● **Problem details**: All of the material below is to be retyped exactly.

● **Extracted entries**:
BEGIN

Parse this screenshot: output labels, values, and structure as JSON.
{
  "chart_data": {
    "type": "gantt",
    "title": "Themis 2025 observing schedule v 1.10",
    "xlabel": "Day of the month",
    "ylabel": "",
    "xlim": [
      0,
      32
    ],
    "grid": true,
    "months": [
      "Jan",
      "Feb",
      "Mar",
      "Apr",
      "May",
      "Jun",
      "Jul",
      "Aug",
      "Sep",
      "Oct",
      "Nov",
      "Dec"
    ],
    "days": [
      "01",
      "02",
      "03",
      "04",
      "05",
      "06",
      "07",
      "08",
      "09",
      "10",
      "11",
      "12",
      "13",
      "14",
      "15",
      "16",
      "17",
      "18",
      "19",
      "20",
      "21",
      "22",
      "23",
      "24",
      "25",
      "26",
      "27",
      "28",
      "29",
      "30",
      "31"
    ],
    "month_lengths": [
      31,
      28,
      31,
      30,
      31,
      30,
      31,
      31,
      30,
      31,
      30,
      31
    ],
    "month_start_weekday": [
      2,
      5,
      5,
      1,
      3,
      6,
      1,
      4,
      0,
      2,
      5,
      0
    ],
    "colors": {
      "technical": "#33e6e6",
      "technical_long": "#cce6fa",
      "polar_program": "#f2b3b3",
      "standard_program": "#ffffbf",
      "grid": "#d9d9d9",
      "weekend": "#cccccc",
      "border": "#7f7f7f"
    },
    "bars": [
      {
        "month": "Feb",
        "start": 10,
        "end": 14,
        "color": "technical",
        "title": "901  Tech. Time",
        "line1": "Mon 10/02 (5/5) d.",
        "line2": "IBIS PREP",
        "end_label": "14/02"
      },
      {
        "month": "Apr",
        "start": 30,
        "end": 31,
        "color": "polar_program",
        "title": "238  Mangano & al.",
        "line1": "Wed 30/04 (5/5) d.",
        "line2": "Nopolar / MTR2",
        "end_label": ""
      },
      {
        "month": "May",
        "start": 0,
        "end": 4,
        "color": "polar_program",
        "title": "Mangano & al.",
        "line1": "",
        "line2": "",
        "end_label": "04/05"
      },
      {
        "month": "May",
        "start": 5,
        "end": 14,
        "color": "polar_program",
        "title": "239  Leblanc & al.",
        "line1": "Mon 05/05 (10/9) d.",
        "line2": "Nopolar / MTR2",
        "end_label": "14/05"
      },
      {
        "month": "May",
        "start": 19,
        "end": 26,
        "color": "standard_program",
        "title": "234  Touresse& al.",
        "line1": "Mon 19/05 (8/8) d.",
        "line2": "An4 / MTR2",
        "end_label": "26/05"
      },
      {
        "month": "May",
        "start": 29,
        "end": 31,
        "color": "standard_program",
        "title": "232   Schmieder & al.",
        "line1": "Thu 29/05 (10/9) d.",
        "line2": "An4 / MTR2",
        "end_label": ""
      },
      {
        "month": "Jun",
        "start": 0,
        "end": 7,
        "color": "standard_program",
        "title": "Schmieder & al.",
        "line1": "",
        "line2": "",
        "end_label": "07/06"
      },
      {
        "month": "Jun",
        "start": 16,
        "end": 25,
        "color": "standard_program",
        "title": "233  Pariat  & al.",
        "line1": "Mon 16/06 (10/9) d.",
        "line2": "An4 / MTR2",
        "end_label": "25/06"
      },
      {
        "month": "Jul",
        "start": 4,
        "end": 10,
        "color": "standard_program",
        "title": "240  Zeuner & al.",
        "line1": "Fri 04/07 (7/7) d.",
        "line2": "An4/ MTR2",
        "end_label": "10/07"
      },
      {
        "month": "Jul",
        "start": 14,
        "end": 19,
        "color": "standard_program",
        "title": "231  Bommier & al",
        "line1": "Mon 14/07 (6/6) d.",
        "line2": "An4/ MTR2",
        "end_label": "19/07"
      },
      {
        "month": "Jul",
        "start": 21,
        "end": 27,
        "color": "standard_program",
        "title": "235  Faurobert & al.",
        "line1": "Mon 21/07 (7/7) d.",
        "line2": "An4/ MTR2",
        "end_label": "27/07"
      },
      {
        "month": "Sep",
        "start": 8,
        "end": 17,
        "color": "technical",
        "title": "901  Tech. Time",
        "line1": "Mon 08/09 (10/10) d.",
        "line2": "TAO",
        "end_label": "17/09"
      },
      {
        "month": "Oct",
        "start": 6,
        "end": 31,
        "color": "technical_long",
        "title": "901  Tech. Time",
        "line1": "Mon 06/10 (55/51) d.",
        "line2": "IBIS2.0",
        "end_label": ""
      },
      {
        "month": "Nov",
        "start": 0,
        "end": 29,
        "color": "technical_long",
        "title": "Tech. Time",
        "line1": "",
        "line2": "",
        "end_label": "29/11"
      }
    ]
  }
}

END

● **In response**:
Parse this screenshot: output labels, values, and structure as JSON.
{
  "chart_data": {
    "type": "gantt",
    "title": "Themis 2025 observing schedule v 1.10",
    "xlabel": "Day of the month",
    "ylabel": "",
    "xlim": [
      0,
      32
    ],
    "grid": true,
    "months": [
      "Jan",
      "Feb",
      "Mar",
      "Apr",
      "May",
      "Jun",
      "Jul",
      "Aug",
      "Sep",
      "Oct",
      "Nov",
      "Dec"
    ],
    "days": [
      "01",
      "02",
      "03",
      "04",
      "05",
      "06",
      "07",
      "08",
      "09",
      "10",
      "11",
      "12",
      "13",
      "14",
      "15",
      "16",
      "17",
      "18",
      "19",
      "20",
      "21",
      "22",
      "23",
      "24",
      "25",
      "26",
      "27",
      "28",
      "29",
      "30",
      "31"
    ],
    "month_lengths": [
      31,
      28,
      31,
      30,
      31,
      30,
      31,
      31,
      30,
      31,
      30,
      31
    ],
    "month_start_weekday": [
      2,
      5,
      5,
      1,
      3,
      6,
      1,
      4,
      0,
      2,
      5,
      0
    ],
    "colors": {
      "technical": "#33e6e6",
      "technical_long": "#cce6fa",
      "polar_program": "#f2b3b3",
      "standard_program": "#ffffbf",
      "grid": "#d9d9d9",
      "weekend": "#cccccc",
      "border": "#7f7f7f"
    },
    "bars": [
      {
        "month": "Feb",
        "start": 10,
        "end": 14,
        "color": "technical",
        "title": "901  Tech. Time",
        "line1": "Mon 10/02 (5/5) d.",
        "line2": "IBIS PREP",
        "end_label": "14/02"
      },
      {
        "month": "Apr",
        "start": 30,
        "end": 31,
        "color": "polar_program",
        "title": "238  Mangano & al.",
        "line1": "Wed 30/04 (5/5) d.",
        "line2": "Nopolar / MTR2",
        "end_label": ""
      },
      {
        "month": "May",
        "start": 0,
        "end": 4,
        "color": "polar_program",
        "title": "Mangano & al.",
        "line1": "",
        "line2": "",
        "end_label": "04/05"
      },
      {
        "month": "May",
        "start": 5,
        "end": 14,
        "color": "polar_program",
        "title": "239  Leblanc & al.",
        "line1": "Mon 05/05 (10/9) d.",
        "line2": "Nopolar / MTR2",
        "end_label": "14/05"
      },
      {
        "month": "May",
        "start": 19,
        "end": 26,
        "color": "standard_program",
        "title": "234  Touresse& al.",
        "line1": "Mon 19/05 (8/8) d.",
        "line2": "An4 / MTR2",
        "end_label": "26/05"
      },
      {
        "month": "May",
        "start": 29,
        "end": 31,
        "color": "standard_program",
        "title": "232   Schmieder & al.",
        "line1": "Thu 29/05 (10/9) d.",
        "line2": "An4 / MTR2",
        "end_label": ""
      },
      {
        "month": "Jun",
        "start": 0,
        "end": 7,
        "color": "standard_program",
        "title": "Schmieder & al.",
        "line1": "",
        "line2": "",
        "end_label": "07/06"
      },
      {
        "month": "Jun",
        "start": 16,
        "end": 25,
        "color": "standard_program",
        "title": "233  Pariat  & al.",
        "line1": "Mon 16/06 (10/9) d.",
        "line2": "An4 / MTR2",
        "end_label": "25/06"
      },
      {
        "month": "Jul",
        "start": 4,
        "end": 10,
        "color": "standard_program",
        "title": "240  Zeuner & al.",
        "line1": "Fri 04/07 (7/7) d.",
        "line2": "An4/ MTR2",
        "end_label": "10/07"
      },
      {
        "month": "Jul",
        "start": 14,
        "end": 19,
        "color": "standard_program",
        "title": "231  Bommier & al",
        "line1": "Mon 14/07 (6/6) d.",
        "line2": "An4/ MTR2",
        "end_label": "19/07"
      },
      {
        "month": "Jul",
        "start": 21,
        "end": 27,
        "color": "standard_program",
        "title": "235  Faurobert & al.",
        "line1": "Mon 21/07 (7/7) d.",
        "line2": "An4/ MTR2",
        "end_label": "27/07"
      },
      {
        "month": "Sep",
        "start": 8,
        "end": 17,
        "color": "technical",
        "title": "901  Tech. Time",
        "line1": "Mon 08/09 (10/10) d.",
        "line2": "TAO",
        "end_label": "17/09"
      },
      {
        "month": "Oct",
        "start": 6,
        "end": 31,
        "color": "technical_long",
        "title": "901  Tech. Time",
        "line1": "Mon 06/10 (55/51) d.",
        "line2": "IBIS2.0",
        "end_label": ""
      },
      {
        "month": "Nov",
        "start": 0,
        "end": 29,
        "color": "technical_long",
        "title": "Tech. Time",
        "line1": "",
        "line2": "",
        "end_label": "29/11"
      }
    ]
  }
}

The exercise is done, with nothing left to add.